EXERCISE DESCRIPTION:
Copy all lines that contain the word "caption".

[Stored data]
↓

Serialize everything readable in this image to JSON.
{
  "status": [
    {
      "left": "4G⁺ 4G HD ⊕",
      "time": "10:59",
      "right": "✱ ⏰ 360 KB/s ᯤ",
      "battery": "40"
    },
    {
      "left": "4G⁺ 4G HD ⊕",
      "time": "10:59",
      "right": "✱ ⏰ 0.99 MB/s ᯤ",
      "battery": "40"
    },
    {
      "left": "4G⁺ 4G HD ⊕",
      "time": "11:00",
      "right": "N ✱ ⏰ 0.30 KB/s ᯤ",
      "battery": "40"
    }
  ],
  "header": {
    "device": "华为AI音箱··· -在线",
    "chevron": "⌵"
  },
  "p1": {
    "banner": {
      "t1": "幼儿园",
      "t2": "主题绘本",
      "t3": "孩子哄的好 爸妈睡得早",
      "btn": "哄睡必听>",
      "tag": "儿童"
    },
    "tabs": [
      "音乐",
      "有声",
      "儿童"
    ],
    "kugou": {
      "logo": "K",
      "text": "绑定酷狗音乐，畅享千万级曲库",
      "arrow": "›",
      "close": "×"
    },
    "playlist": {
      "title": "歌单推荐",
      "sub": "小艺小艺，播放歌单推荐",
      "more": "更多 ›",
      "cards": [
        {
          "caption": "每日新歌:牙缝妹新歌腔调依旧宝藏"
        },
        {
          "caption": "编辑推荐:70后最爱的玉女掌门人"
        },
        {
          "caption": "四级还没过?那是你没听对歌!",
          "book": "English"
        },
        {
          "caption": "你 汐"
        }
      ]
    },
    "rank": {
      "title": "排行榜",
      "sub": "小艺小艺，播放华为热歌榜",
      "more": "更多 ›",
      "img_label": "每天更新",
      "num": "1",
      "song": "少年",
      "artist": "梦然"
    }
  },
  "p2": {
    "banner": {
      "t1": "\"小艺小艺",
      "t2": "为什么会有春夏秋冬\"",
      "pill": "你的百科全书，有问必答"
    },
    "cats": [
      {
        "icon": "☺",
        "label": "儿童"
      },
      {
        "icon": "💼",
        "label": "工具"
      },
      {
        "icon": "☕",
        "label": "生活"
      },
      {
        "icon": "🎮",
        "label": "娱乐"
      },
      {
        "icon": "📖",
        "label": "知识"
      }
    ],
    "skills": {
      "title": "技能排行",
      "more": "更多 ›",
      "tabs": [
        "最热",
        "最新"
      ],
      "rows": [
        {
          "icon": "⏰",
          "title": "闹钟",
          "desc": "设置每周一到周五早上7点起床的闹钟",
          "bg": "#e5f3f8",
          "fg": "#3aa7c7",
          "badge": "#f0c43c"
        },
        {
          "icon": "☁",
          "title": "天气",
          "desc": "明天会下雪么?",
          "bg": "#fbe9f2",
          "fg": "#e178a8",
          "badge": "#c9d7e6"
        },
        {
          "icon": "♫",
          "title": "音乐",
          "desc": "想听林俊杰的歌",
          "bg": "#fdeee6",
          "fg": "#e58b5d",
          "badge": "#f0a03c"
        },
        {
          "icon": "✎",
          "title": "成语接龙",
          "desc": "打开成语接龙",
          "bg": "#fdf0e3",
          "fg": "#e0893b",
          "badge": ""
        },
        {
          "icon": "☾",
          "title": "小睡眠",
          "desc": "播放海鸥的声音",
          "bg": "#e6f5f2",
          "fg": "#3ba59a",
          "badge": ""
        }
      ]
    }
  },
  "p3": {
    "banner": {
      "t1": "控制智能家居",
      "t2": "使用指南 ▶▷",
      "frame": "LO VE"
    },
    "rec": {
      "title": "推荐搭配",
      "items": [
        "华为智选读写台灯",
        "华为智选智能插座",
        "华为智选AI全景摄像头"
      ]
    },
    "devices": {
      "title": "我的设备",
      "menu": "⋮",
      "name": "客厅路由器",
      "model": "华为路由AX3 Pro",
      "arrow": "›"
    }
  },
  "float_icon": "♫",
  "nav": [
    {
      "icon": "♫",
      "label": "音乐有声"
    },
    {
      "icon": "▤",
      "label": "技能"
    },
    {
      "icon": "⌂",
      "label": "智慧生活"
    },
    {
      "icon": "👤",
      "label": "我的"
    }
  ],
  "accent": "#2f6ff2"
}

↑

TASK RESPONSE:
          "caption": "每日新歌:牙缝妹新歌腔调依旧宝藏"
          "caption": "编辑推荐:70后最爱的玉女掌门人"
          "caption": "四级还没过?那是你没听对歌!",
          "caption": "你 汐"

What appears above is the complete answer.